------ Records for the task
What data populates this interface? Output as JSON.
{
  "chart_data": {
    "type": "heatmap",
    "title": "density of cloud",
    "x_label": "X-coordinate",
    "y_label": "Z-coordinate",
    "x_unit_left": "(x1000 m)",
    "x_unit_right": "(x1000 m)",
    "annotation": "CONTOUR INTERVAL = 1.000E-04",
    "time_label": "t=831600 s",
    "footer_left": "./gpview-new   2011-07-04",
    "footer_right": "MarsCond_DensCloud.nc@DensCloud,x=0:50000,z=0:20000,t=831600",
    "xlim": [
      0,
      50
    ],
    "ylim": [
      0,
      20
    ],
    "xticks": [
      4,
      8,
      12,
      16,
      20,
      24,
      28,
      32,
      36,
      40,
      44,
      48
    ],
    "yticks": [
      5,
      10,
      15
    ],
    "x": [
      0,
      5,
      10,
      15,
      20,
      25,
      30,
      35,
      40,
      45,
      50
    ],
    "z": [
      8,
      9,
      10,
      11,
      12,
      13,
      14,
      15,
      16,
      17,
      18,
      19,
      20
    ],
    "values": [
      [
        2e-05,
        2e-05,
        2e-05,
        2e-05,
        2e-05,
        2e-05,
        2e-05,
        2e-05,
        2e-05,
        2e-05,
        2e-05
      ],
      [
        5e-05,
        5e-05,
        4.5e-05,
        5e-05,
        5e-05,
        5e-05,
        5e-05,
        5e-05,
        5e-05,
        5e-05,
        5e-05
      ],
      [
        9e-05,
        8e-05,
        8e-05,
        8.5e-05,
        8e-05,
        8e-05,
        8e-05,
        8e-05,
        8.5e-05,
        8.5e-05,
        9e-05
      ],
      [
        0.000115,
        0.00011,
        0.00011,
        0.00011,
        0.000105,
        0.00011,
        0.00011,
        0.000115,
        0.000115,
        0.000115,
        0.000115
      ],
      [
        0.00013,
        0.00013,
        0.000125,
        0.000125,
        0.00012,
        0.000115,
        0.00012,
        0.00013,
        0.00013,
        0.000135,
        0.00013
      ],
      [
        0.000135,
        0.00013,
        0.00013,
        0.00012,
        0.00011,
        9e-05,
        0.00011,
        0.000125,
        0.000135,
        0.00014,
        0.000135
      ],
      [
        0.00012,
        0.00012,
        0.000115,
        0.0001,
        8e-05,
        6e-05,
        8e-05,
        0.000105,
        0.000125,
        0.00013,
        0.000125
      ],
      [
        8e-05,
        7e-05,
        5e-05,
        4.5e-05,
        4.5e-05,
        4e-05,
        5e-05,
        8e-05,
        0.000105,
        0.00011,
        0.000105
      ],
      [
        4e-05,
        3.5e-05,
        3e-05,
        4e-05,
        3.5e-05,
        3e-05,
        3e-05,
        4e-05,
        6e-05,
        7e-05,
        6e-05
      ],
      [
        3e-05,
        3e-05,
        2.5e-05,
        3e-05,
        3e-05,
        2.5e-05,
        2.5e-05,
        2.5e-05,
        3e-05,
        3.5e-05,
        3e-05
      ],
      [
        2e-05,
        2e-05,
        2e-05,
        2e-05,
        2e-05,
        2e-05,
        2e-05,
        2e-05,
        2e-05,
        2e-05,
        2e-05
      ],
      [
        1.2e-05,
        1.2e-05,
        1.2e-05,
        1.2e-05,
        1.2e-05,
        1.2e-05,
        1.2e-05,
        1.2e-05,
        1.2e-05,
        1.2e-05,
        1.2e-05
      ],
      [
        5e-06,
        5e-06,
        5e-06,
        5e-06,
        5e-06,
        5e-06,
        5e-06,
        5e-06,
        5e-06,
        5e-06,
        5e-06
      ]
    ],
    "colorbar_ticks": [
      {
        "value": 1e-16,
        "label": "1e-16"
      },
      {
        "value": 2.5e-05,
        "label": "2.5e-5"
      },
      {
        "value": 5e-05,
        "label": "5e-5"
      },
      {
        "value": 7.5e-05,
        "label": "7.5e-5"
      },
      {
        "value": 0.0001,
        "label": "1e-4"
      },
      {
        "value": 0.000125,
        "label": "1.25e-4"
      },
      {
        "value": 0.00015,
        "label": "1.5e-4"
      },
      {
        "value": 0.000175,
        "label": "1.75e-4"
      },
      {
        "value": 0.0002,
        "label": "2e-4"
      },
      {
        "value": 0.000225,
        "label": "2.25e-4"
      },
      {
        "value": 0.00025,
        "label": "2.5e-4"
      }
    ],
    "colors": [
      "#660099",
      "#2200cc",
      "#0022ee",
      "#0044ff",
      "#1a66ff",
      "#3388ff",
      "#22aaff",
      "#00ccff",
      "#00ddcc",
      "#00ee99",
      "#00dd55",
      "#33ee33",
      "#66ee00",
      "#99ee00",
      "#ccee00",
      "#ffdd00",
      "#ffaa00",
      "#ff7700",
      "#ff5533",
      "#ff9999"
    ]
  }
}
------------
What this task involves: Go through the data and return every record exactly.

Task response:
What data populates this interface? Output as JSON.
{
  "chart_data": {
    "type": "heatmap",
    "title": "density of cloud",
    "x_label": "X-coordinate",
    "y_label": "Z-coordinate",
    "x_unit_left": "(x1000 m)",
    "x_unit_right": "(x1000 m)",
    "annotation": "CONTOUR INTERVAL = 1.000E-04",
    "time_label": "t=831600 s",
    "footer_left": "./gpview-new   2011-07-04",
    "footer_right": "MarsCond_DensCloud.nc@DensCloud,x=0:50000,z=0:20000,t=831600",
    "xlim": [
      0,
      50
    ],
    "ylim": [
      0,
      20
    ],
    "xticks": [
      4,
      8,
      12,
      16,
      20,
      24,
      28,
      32,
      36,
      40,
      44,
      48
    ],
    "yticks": [
      5,
      10,
      15
    ],
    "x": [
      0,
      5,
      10,
      15,
      20,
      25,
      30,
      35,
      40,
      45,
      50
    ],
    "z": [
      8,
      9,
      10,
      11,
      12,
      13,
      14,
      15,
      16,
      17,
      18,
      19,
      20
    ],
    "values": [
      [
        2e-05,
        2e-05,
        2e-05,
        2e-05,
        2e-05,
        2e-05,
        2e-05,
        2e-05,
        2e-05,
        2e-05,
        2e-05
      ],
      [
        5e-05,
        5e-05,
        4.5e-05,
        5e-05,
        5e-05,
        5e-05,
        5e-05,
        5e-05,
        5e-05,
        5e-05,
        5e-05
      ],
      [
        9e-05,
        8e-05,
        8e-05,
        8.5e-05,
        8e-05,
        8e-05,
        8e-05,
        8e-05,
        8.5e-05,
        8.5e-05,
        9e-05
      ],
      [
        0.000115,
        0.00011,
        0.00011,
        0.00011,
        0.000105,
        0.00011,
        0.00011,
        0.000115,
        0.000115,
        0.000115,
        0.000115
      ],
      [
        0.00013,
        0.00013,
        0.000125,
        0.000125,
        0.00012,
        0.000115,
        0.00012,
        0.00013,
        0.00013,
        0.000135,
        0.00013
      ],
      [
        0.000135,
        0.00013,
        0.00013,
        0.00012,
        0.00011,
        9e-05,
        0.00011,
        0.000125,
        0.000135,
        0.00014,
        0.000135
      ],
      [
        0.00012,
        0.00012,
        0.000115,
        0.0001,
        8e-05,
        6e-05,
        8e-05,
        0.000105,
        0.000125,
        0.00013,
        0.000125
      ],
      [
        8e-05,
        7e-05,
        5e-05,
        4.5e-05,
        4.5e-05,
        4e-05,
        5e-05,
        8e-05,
        0.000105,
        0.00011,
        0.000105
      ],
      [
        4e-05,
        3.5e-05,
        3e-05,
        4e-05,
        3.5e-05,
        3e-05,
        3e-05,
        4e-05,
        6e-05,
        7e-05,
        6e-05
      ],
      [
        3e-05,
        3e-05,
        2.5e-05,
        3e-05,
        3e-05,
        2.5e-05,
        2.5e-05,
        2.5e-05,
        3e-05,
        3.5e-05,
        3e-05
      ],
      [
        2e-05,
        2e-05,
        2e-05,
        2e-05,
        2e-05,
        2e-05,
        2e-05,
        2e-05,
        2e-05,
        2e-05,
        2e-05
      ],
      [
        1.2e-05,
        1.2e-05,
        1.2e-05,
        1.2e-05,
        1.2e-05,
        1.2e-05,
        1.2e-05,
        1.2e-05,
        1.2e-05,
        1.2e-05,
        1.2e-05
      ],
      [
        5e-06,
        5e-06,
        5e-06,
        5e-06,
        5e-06,
        5e-06,
        5e-06,
        5e-06,
        5e-06,
        5e-06,
        5e-06
      ]
    ],
    "colorbar_ticks": [
      {
        "value": 1e-16,
        "label": "1e-16"
      },
      {
        "value": 2.5e-05,
        "label": "2.5e-5"
      },
      {
        "value": 5e-05,
        "label": "5e-5"
      },
      {
        "value": 7.5e-05,
        "label": "7.5e-5"
      },
      {
        "value": 0.0001,
        "label": "1e-4"
      },
      {
        "value": 0.000125,
        "label": "1.25e-4"
      },
      {
        "value": 0.00015,
        "label": "1.5e-4"
      },
      {
        "value": 0.000175,
        "label": "1.75e-4"
      },
      {
        "value": 0.0002,
        "label": "2e-4"
      },
      {
        "value": 0.000225,
        "label": "2.25e-4"
      },
      {
        "value": 0.00025,
        "label": "2.5e-4"
      }
    ],
    "colors": [
      "#660099",
      "#2200cc",
      "#0022ee",
      "#0044ff",
      "#1a66ff",
      "#3388ff",
      "#22aaff",
      "#00ccff",
      "#00ddcc",
      "#00ee99",
      "#00dd55",
      "#33ee33",
      "#66ee00",
      "#99ee00",
      "#ccee00",
      "#ffdd00",
      "#ffaa00",
      "#ff7700",
      "#ff5533",
      "#ff9999"
    ]
  }
}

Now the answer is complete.